• _REQUEST_
Copy the entries word for word, from their first line up to and including the line that contains "Text: 84690M: 84690M (270, 292, 304, 301)".

• _INFORMATION SHOWN_
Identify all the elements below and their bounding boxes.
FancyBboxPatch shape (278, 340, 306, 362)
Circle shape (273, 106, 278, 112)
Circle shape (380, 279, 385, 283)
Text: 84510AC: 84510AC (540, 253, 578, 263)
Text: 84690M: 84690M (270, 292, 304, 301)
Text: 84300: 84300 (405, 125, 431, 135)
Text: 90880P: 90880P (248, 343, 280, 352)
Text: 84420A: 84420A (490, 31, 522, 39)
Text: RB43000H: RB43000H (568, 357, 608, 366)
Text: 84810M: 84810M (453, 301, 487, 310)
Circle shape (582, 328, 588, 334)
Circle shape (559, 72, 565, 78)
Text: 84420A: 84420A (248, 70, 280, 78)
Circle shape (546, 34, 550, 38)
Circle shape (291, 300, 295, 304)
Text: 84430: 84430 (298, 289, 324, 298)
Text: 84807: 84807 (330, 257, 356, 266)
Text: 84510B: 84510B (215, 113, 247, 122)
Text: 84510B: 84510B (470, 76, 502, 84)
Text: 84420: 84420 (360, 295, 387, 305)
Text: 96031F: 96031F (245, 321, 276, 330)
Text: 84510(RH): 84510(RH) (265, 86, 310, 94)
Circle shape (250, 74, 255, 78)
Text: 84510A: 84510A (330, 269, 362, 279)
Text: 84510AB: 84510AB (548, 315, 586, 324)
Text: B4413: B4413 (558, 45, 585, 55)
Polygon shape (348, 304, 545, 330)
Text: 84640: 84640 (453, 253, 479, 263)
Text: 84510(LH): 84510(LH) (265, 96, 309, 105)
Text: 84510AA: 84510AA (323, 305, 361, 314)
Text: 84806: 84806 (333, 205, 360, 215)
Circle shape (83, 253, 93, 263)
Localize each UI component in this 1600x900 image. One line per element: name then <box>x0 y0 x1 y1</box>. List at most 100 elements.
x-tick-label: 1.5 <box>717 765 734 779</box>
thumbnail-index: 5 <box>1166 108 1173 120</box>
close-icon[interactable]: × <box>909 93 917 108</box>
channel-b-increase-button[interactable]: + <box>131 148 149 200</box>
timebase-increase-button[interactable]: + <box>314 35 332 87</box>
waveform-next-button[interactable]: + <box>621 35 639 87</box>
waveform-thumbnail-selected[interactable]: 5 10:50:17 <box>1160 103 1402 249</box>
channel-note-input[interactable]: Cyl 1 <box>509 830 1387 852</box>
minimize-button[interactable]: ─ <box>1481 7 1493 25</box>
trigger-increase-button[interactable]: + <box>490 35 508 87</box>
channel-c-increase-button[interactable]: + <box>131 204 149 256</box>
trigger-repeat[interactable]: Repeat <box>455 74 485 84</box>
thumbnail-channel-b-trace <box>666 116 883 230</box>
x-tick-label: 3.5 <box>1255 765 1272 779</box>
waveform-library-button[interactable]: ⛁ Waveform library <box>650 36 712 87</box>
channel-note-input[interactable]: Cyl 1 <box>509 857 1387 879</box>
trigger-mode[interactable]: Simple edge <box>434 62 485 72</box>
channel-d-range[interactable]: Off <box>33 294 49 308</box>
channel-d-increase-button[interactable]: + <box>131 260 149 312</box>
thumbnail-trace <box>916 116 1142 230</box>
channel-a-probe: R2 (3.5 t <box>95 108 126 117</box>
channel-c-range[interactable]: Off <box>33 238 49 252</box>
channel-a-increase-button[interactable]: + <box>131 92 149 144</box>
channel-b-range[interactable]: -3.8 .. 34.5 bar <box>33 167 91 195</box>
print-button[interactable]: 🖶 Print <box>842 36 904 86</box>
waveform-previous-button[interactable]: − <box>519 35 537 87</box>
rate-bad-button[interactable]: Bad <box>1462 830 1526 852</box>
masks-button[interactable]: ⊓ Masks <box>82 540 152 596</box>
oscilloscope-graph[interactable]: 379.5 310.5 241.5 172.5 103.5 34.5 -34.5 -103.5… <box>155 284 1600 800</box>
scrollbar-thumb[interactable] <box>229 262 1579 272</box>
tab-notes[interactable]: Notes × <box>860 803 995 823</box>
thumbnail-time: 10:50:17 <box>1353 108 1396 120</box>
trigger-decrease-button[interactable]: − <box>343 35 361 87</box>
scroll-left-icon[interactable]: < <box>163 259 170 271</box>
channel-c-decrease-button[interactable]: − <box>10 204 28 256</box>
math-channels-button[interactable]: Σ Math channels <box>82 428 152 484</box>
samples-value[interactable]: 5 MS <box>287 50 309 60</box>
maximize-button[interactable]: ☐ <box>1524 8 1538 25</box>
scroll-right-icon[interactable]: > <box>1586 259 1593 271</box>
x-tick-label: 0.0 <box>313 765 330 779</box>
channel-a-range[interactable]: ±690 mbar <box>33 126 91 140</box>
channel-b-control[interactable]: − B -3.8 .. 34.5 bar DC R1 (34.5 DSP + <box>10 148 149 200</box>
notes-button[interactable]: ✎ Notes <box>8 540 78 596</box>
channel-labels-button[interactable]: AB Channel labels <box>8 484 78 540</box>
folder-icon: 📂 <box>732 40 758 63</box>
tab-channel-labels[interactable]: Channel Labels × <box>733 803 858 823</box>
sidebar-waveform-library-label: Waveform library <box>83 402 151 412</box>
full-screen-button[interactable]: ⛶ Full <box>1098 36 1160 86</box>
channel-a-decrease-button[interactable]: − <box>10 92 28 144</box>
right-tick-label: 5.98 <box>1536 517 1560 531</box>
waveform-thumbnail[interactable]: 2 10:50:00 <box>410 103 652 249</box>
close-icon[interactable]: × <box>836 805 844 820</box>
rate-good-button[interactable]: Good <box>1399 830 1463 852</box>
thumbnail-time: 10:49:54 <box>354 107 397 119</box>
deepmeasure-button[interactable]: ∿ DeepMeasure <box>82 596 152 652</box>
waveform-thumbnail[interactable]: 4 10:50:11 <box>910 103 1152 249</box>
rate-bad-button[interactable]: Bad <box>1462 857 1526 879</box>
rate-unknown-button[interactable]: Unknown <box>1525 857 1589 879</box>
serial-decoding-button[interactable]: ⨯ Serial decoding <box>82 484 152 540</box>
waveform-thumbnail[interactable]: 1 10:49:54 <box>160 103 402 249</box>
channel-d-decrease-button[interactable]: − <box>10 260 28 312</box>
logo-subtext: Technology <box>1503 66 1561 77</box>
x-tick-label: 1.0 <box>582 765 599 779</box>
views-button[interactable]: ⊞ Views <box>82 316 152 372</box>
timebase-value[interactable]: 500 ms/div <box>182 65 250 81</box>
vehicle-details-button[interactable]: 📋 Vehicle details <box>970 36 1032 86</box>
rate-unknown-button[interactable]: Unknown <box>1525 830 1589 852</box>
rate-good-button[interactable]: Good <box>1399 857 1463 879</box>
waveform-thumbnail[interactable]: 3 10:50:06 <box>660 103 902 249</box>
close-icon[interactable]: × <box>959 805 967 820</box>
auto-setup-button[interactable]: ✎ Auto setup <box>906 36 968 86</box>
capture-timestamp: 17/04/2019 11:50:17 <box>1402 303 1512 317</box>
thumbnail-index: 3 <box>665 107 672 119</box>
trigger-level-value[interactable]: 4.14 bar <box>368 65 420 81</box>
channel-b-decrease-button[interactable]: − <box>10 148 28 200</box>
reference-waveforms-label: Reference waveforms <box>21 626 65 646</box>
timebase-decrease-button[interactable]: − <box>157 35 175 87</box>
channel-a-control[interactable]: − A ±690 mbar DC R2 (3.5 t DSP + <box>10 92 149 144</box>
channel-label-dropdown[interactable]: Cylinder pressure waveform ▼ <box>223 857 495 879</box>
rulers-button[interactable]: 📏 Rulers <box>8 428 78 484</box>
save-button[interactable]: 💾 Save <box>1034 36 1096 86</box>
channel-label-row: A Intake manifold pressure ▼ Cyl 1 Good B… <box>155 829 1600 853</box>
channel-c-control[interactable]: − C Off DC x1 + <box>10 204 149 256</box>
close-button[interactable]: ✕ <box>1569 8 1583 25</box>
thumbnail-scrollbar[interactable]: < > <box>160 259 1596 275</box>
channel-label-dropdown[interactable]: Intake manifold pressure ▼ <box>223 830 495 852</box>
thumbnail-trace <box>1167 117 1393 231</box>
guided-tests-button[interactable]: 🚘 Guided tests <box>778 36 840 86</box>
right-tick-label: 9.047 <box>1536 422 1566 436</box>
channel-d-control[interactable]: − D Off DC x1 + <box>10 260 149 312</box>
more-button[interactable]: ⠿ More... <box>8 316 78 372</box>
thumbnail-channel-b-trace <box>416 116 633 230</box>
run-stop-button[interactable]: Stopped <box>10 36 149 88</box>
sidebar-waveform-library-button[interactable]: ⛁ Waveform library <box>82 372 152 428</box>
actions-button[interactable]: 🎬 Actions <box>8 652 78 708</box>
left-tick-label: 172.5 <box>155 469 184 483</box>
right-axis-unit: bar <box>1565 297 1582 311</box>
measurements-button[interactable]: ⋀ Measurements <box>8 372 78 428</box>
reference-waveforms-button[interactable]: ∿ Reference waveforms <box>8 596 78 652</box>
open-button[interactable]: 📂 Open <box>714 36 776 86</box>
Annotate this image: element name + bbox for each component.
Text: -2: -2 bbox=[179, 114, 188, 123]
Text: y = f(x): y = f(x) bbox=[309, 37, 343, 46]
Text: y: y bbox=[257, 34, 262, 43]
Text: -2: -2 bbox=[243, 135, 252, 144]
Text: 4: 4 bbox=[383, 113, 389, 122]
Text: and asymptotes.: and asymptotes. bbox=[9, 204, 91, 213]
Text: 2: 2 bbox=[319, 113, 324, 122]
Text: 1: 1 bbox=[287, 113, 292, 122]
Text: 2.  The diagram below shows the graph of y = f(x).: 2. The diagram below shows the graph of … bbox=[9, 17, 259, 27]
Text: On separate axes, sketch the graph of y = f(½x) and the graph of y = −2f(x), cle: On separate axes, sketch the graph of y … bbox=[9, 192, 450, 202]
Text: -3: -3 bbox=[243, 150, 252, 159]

• _OUTPUT BELOW_
Identify all the elements below and their bounding boxes.
FancyBboxPatch shape (278, 340, 306, 362)
Circle shape (273, 106, 278, 112)
Circle shape (380, 279, 385, 283)
Text: 84510AC: 84510AC (540, 253, 578, 263)
Text: 84690M: 84690M (270, 292, 304, 301)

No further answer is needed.